[Stored entries]
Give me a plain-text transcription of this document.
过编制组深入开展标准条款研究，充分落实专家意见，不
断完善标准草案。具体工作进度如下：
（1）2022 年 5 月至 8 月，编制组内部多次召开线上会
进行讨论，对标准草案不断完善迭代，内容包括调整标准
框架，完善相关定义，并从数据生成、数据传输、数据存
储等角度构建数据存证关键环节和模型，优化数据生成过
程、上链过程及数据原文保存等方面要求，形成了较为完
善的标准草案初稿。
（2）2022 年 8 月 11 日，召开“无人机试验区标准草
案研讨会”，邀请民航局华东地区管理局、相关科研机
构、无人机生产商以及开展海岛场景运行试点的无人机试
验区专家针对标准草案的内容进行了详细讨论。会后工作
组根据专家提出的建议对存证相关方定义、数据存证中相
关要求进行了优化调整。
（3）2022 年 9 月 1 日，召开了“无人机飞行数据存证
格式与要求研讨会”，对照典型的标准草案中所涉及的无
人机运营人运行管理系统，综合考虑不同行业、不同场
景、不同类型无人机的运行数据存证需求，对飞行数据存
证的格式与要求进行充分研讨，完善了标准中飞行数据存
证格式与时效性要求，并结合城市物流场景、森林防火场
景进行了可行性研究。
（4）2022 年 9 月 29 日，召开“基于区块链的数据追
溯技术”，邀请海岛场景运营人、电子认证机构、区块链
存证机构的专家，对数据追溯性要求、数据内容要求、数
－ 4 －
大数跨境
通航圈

Objective => Retype all of the material above with every character intact.

Complete output =>
Give me a plain-text transcription of this document.
过编制组深入开展标准条款研究，充分落实专家意见，不
断完善标准草案。具体工作进度如下：
（1）2022 年 5 月至 8 月，编制组内部多次召开线上会
进行讨论，对标准草案不断完善迭代，内容包括调整标准
框架，完善相关定义，并从数据生成、数据传输、数据存
储等角度构建数据存证关键环节和模型，优化数据生成过
程、上链过程及数据原文保存等方面要求，形成了较为完
善的标准草案初稿。
（2）2022 年 8 月 11 日，召开“无人机试验区标准草
案研讨会”，邀请民航局华东地区管理局、相关科研机
构、无人机生产商以及开展海岛场景运行试点的无人机试
验区专家针对标准草案的内容进行了详细讨论。会后工作
组根据专家提出的建议对存证相关方定义、数据存证中相
关要求进行了优化调整。
（3）2022 年 9 月 1 日，召开了“无人机飞行数据存证
格式与要求研讨会”，对照典型的标准草案中所涉及的无
人机运营人运行管理系统，综合考虑不同行业、不同场
景、不同类型无人机的运行数据存证需求，对飞行数据存
证的格式与要求进行充分研讨，完善了标准中飞行数据存
证格式与时效性要求，并结合城市物流场景、森林防火场
景进行了可行性研究。
（4）2022 年 9 月 29 日，召开“基于区块链的数据追
溯技术”，邀请海岛场景运营人、电子认证机构、区块链
存证机构的专家，对数据追溯性要求、数据内容要求、数
－ 4 －
大数跨境
通航圈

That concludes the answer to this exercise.